• _Dataset entries_:
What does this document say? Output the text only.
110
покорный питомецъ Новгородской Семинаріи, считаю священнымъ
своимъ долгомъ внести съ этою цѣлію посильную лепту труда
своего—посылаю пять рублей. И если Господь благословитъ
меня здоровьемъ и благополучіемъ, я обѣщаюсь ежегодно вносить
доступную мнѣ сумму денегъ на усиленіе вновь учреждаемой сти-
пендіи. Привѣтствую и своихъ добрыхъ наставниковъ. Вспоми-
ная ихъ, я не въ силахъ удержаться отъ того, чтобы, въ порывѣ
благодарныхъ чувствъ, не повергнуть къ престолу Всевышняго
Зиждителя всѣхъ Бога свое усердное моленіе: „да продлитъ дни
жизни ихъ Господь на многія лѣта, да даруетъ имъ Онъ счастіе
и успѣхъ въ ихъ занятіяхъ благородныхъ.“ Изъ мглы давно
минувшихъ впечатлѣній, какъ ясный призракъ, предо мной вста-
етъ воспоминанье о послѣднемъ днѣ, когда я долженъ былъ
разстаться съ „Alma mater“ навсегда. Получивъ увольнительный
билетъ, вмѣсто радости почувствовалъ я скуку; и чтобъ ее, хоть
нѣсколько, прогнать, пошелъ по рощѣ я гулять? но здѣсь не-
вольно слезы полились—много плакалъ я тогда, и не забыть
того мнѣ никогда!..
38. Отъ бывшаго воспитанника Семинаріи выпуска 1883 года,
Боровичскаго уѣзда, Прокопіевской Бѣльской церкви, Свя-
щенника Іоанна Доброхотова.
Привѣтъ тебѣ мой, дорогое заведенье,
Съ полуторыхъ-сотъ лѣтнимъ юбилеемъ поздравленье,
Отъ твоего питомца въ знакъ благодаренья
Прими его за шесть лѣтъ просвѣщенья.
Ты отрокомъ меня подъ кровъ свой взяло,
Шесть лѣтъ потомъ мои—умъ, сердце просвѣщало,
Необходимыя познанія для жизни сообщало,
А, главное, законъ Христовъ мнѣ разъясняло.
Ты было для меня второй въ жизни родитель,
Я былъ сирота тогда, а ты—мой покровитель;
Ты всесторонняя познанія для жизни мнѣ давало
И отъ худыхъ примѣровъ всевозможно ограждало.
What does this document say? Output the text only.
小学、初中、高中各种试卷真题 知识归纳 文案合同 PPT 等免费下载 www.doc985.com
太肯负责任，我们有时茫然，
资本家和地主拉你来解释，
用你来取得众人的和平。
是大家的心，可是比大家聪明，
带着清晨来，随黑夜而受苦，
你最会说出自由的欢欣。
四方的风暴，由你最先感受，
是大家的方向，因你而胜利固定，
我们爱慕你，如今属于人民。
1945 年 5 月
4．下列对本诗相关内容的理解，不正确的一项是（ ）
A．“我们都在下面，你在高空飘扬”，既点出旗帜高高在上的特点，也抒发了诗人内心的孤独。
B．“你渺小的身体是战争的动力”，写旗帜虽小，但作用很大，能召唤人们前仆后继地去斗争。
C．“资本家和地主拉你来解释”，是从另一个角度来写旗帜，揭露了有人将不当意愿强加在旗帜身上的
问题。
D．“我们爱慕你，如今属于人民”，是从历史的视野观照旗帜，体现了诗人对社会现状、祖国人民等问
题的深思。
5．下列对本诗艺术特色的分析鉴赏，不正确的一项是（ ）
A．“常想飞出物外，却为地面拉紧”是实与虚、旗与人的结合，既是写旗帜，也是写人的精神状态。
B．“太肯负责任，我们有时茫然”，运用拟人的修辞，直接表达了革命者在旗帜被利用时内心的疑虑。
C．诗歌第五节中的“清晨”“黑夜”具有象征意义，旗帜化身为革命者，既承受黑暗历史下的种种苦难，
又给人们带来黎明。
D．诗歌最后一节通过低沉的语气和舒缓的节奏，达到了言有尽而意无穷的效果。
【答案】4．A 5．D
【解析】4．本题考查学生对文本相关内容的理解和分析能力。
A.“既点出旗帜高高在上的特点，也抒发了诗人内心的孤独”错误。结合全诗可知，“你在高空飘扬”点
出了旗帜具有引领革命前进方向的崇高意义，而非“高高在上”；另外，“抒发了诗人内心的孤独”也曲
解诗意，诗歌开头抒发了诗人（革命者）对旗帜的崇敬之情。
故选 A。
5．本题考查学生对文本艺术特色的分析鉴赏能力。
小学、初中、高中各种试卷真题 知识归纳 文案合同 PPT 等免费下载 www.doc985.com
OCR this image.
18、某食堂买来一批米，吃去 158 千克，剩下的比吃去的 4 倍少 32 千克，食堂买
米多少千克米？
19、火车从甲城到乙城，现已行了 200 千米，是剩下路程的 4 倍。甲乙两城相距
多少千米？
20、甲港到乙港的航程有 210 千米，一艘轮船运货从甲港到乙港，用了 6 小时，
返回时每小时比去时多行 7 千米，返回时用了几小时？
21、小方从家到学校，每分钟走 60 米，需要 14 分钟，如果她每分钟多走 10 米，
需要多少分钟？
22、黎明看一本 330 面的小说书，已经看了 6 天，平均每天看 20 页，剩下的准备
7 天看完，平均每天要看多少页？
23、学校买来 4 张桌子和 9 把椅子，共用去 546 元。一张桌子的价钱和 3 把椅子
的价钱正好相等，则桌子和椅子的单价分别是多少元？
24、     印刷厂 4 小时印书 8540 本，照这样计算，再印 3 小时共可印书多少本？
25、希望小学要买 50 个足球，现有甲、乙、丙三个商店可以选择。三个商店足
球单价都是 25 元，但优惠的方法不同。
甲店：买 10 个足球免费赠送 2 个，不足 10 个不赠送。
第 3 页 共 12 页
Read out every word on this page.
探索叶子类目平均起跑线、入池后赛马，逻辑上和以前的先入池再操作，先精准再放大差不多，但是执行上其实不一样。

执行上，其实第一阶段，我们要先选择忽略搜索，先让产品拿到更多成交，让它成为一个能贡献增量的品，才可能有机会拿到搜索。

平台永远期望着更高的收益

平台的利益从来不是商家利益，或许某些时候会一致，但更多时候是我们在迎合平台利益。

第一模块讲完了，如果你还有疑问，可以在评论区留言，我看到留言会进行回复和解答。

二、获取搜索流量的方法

• _EXERCISE_:
Select all lines in the listing that include the word "也抒发了诗人内心的孤独".

• _TASK RESULT_:
A．“我们都在下面，你在高空飘扬”，既点出旗帜高高在上的特点，也抒发了诗人内心的孤独。
A.“既点出旗帜高高在上的特点，也抒发了诗人内心的孤独”错误。结合全诗可知，“你在高空飘扬”点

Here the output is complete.